## WHAT IS BEING ASKED:
Read the lines that follow and pick out every one containing the word "ffffff".

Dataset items
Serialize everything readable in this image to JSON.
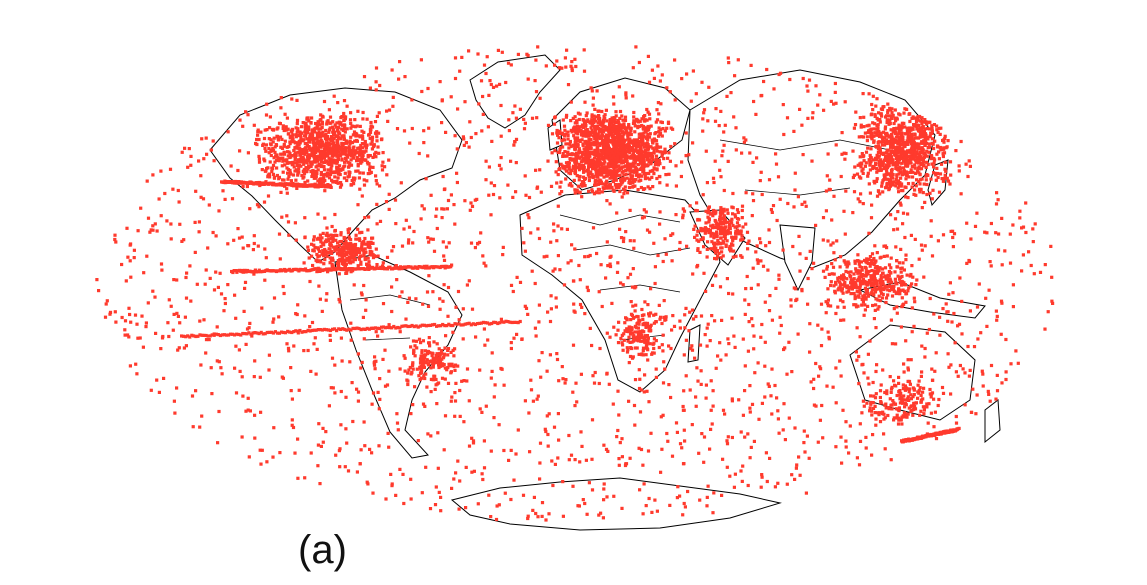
{
  "figure": {
    "panel_label": "(a)",
    "projection": "mollweide",
    "point_color": "#ff3a2d",
    "land_fill": "#ffffff",
    "border_color": "#000000",
    "background": "#ffffff",
    "graticule_visible": false
  }
}
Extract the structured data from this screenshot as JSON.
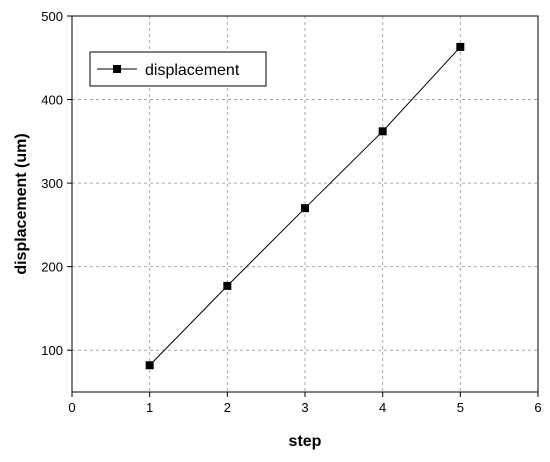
{
  "chart_data": {
    "type": "line",
    "title": "",
    "xlabel": "step",
    "ylabel": "displacement (um)",
    "xlim": [
      0,
      6
    ],
    "ylim": [
      50,
      500
    ],
    "x_ticks": [
      "0",
      "1",
      "2",
      "3",
      "4",
      "5",
      "6"
    ],
    "y_ticks": [
      "100",
      "200",
      "300",
      "400",
      "500"
    ],
    "grid": true,
    "legend_position": "top-left",
    "series": [
      {
        "name": "displacement",
        "color": "#000000",
        "marker": "square",
        "x": [
          1,
          2,
          3,
          4,
          5
        ],
        "y": [
          82,
          177,
          270,
          362,
          463
        ]
      }
    ]
  }
}
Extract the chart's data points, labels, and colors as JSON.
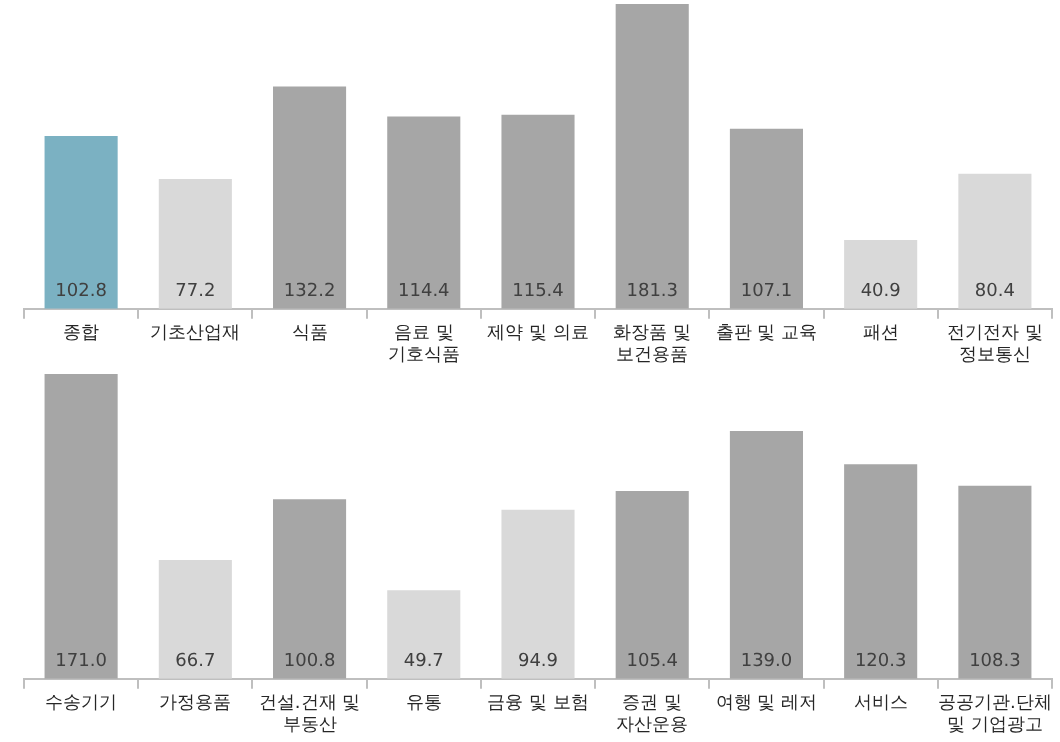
{
  "chart_data": [
    {
      "type": "bar",
      "categories": [
        "종합",
        "기초산업재",
        "식품",
        "음료 및 기호식품",
        "제약 및 의료",
        "화장품 및 보건용품",
        "출판 및 교육",
        "패션",
        "전기전자 및 정보통신"
      ],
      "values": [
        102.8,
        77.2,
        132.2,
        114.4,
        115.4,
        181.3,
        107.1,
        40.9,
        80.4
      ],
      "value_labels": [
        "102.8",
        "77.2",
        "132.2",
        "114.4",
        "115.4",
        "181.3",
        "107.1",
        "40.9",
        "80.4"
      ],
      "colors": [
        "#7bb1c2",
        "#d9d9d9",
        "#a6a6a6",
        "#a6a6a6",
        "#a6a6a6",
        "#a6a6a6",
        "#a6a6a6",
        "#d9d9d9",
        "#d9d9d9"
      ]
    },
    {
      "type": "bar",
      "categories": [
        "수송기기",
        "가정용품",
        "건설.건재 및 부동산",
        "유통",
        "금융 및 보험",
        "증권 및 자산운용",
        "여행 및 레저",
        "서비스",
        "공공기관.단체 및 기업광고"
      ],
      "values": [
        171.0,
        66.7,
        100.8,
        49.7,
        94.9,
        105.4,
        139.0,
        120.3,
        108.3
      ],
      "value_labels": [
        "171.0",
        "66.7",
        "100.8",
        "49.7",
        "94.9",
        "105.4",
        "139.0",
        "120.3",
        "108.3"
      ],
      "colors": [
        "#a6a6a6",
        "#d9d9d9",
        "#a6a6a6",
        "#d9d9d9",
        "#d9d9d9",
        "#a6a6a6",
        "#a6a6a6",
        "#a6a6a6",
        "#a6a6a6"
      ]
    }
  ]
}
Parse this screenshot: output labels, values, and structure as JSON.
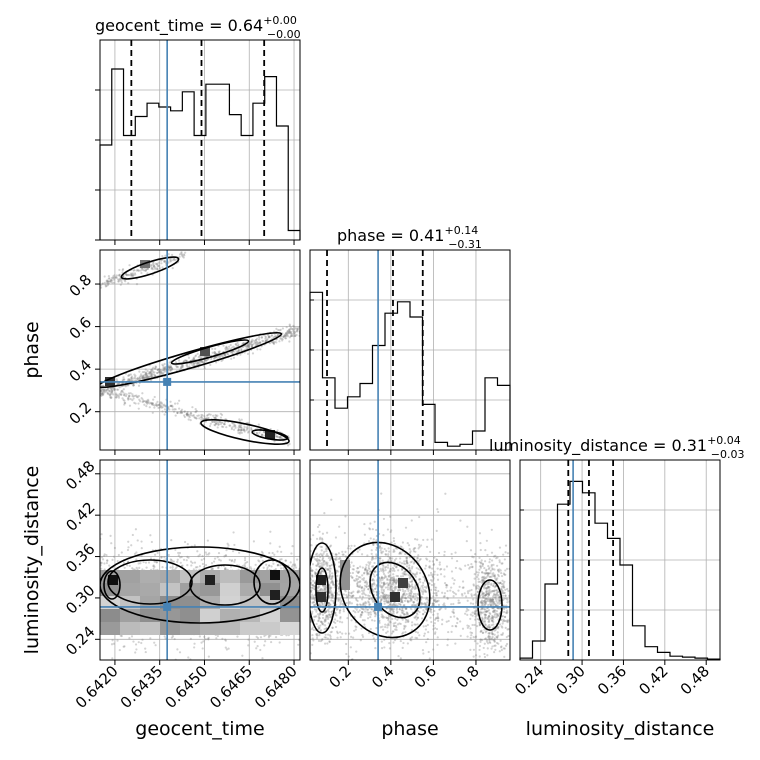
{
  "chart_data": {
    "type": "corner",
    "parameters": [
      {
        "name": "geocent_time",
        "truth": 0.64375,
        "range": [
          0.6415,
          0.6482
        ],
        "ticks": [
          "0.6420",
          "0.6435",
          "0.6450",
          "0.6465",
          "0.6480"
        ],
        "tick_values": [
          0.642,
          0.6435,
          0.645,
          0.6465,
          0.648
        ],
        "quantiles": [
          0.64255,
          0.6449,
          0.647
        ]
      },
      {
        "name": "phase",
        "truth": 0.34,
        "range": [
          0.02,
          0.96
        ],
        "ticks": [
          "0.2",
          "0.4",
          "0.6",
          "0.8"
        ],
        "tick_values": [
          0.2,
          0.4,
          0.6,
          0.8
        ],
        "quantiles": [
          0.1,
          0.41,
          0.55
        ]
      },
      {
        "name": "luminosity_distance",
        "truth": 0.287,
        "range": [
          0.21,
          0.5
        ],
        "ticks": [
          "0.24",
          "0.30",
          "0.36",
          "0.42",
          "0.48"
        ],
        "tick_values": [
          0.24,
          0.3,
          0.36,
          0.42,
          0.48
        ],
        "quantiles": [
          0.28,
          0.31,
          0.345
        ]
      }
    ],
    "titles": [
      {
        "base": "geocent_time = 0.64",
        "plus": "+0.00",
        "minus": "−0.00"
      },
      {
        "base": "phase = 0.41",
        "plus": "+0.14",
        "minus": "−0.31"
      },
      {
        "base": "luminosity_distance = 0.31",
        "plus": "+0.04",
        "minus": "−0.03"
      }
    ],
    "histograms": [
      {
        "param": "geocent_time",
        "heights": [
          0.5,
          0.9,
          0.55,
          0.65,
          0.72,
          0.7,
          0.68,
          0.78,
          0.55,
          0.82,
          0.82,
          0.66,
          0.55,
          0.72,
          0.86,
          0.6,
          0.05
        ]
      },
      {
        "param": "phase",
        "heights": [
          0.83,
          0.38,
          0.22,
          0.28,
          0.35,
          0.55,
          0.72,
          0.78,
          0.7,
          0.24,
          0.04,
          0.02,
          0.03,
          0.1,
          0.38,
          0.34
        ]
      },
      {
        "param": "luminosity_distance",
        "heights": [
          0.01,
          0.1,
          0.4,
          0.82,
          0.94,
          0.88,
          0.72,
          0.64,
          0.5,
          0.18,
          0.07,
          0.04,
          0.02,
          0.015,
          0.01,
          0.005
        ]
      }
    ],
    "truth_color": "#4682b4",
    "hist_color": "#000000",
    "grid": true
  }
}
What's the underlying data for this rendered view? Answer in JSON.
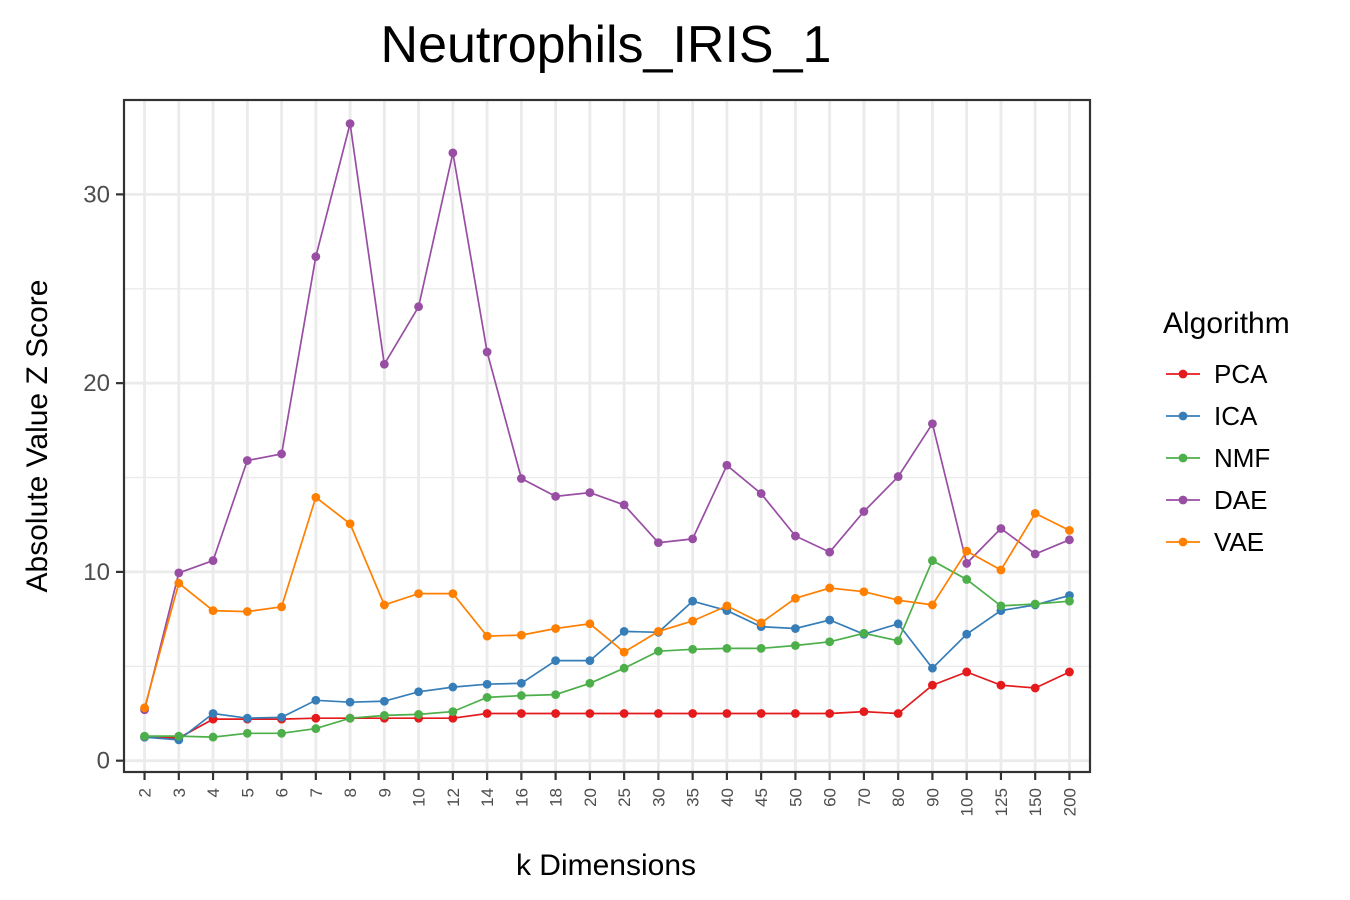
{
  "chart_data": {
    "type": "line",
    "title": "Neutrophils_IRIS_1",
    "xlabel": "k Dimensions",
    "ylabel": "Absolute Value Z Score",
    "categories": [
      "2",
      "3",
      "4",
      "5",
      "6",
      "7",
      "8",
      "9",
      "10",
      "12",
      "14",
      "16",
      "18",
      "20",
      "25",
      "30",
      "35",
      "40",
      "45",
      "50",
      "60",
      "70",
      "80",
      "90",
      "100",
      "125",
      "150",
      "200"
    ],
    "yticks": [
      0,
      10,
      20,
      30
    ],
    "ytick_labels": [
      "0",
      "10",
      "20",
      "30"
    ],
    "ylim": [
      -0.6,
      35
    ],
    "grid": true,
    "legend": {
      "title": "Algorithm",
      "position": "right"
    },
    "series": [
      {
        "name": "PCA",
        "color": "#E41A1C",
        "values": [
          1.25,
          1.2,
          2.2,
          2.2,
          2.2,
          2.25,
          2.25,
          2.25,
          2.25,
          2.25,
          2.5,
          2.5,
          2.5,
          2.5,
          2.5,
          2.5,
          2.5,
          2.5,
          2.5,
          2.5,
          2.5,
          2.6,
          2.5,
          4.0,
          4.7,
          4.0,
          3.85,
          4.7
        ]
      },
      {
        "name": "ICA",
        "color": "#377EB8",
        "values": [
          1.25,
          1.1,
          2.5,
          2.25,
          2.3,
          3.2,
          3.1,
          3.15,
          3.65,
          3.9,
          4.05,
          4.1,
          5.3,
          5.3,
          6.85,
          6.8,
          8.45,
          7.95,
          7.1,
          7.0,
          7.45,
          6.7,
          7.25,
          4.9,
          6.7,
          7.95,
          8.25,
          8.75
        ]
      },
      {
        "name": "NMF",
        "color": "#4DAF4A",
        "values": [
          1.3,
          1.3,
          1.25,
          1.45,
          1.45,
          1.7,
          2.25,
          2.4,
          2.45,
          2.6,
          3.35,
          3.45,
          3.5,
          4.1,
          4.9,
          5.8,
          5.9,
          5.95,
          5.95,
          6.1,
          6.3,
          6.75,
          6.35,
          10.6,
          9.6,
          8.2,
          8.3,
          8.45
        ]
      },
      {
        "name": "DAE",
        "color": "#984EA3",
        "values": [
          2.7,
          9.95,
          10.6,
          15.9,
          16.25,
          26.7,
          33.75,
          21.0,
          24.05,
          32.2,
          21.65,
          14.95,
          14.0,
          14.2,
          13.55,
          11.55,
          11.75,
          15.65,
          14.15,
          11.9,
          11.05,
          13.2,
          15.05,
          17.85,
          10.45,
          12.3,
          10.95,
          11.7
        ]
      },
      {
        "name": "VAE",
        "color": "#FF7F00",
        "values": [
          2.8,
          9.4,
          7.95,
          7.9,
          8.15,
          13.95,
          12.55,
          8.25,
          8.85,
          8.85,
          6.6,
          6.65,
          7.0,
          7.25,
          5.75,
          6.85,
          7.4,
          8.2,
          7.3,
          8.6,
          9.15,
          8.95,
          8.5,
          8.25,
          11.1,
          10.1,
          13.1,
          12.2
        ]
      }
    ]
  }
}
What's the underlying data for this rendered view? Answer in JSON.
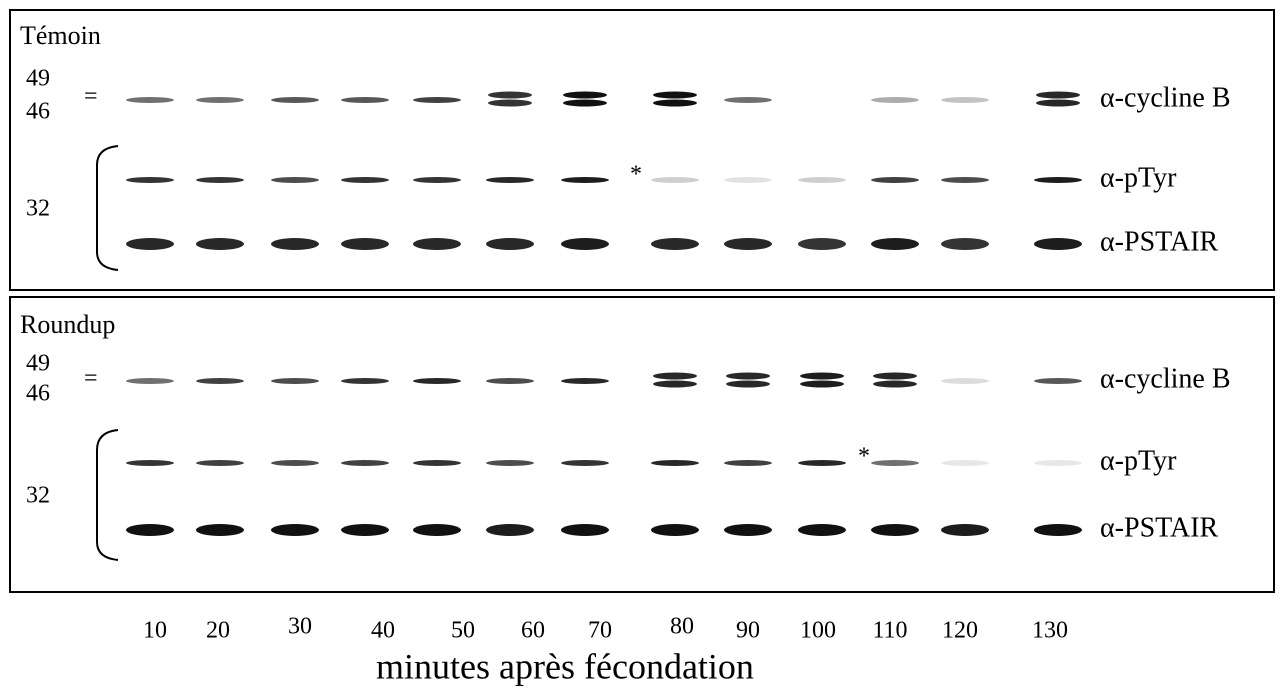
{
  "panels": [
    {
      "title": "Témoin",
      "markers": {
        "upper": "49",
        "pair": "=",
        "lower": "46",
        "bracket": "32"
      },
      "annotation": "*",
      "rows": [
        "α-cycline B",
        "α-pTyr",
        "α-PSTAIR"
      ]
    },
    {
      "title": "Roundup",
      "markers": {
        "upper": "49",
        "pair": "=",
        "lower": "46",
        "bracket": "32"
      },
      "annotation": "*",
      "rows": [
        "α-cycline B",
        "α-pTyr",
        "α-PSTAIR"
      ]
    }
  ],
  "x_axis": {
    "labels": [
      "10",
      "20",
      "30",
      "40",
      "50",
      "60",
      "70",
      "80",
      "90",
      "100",
      "110",
      "120",
      "130"
    ],
    "title": "minutes après fécondation"
  }
}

## RESULT BELOW:
    "land_fill": "#ffffff",
    "background": "#ffffff",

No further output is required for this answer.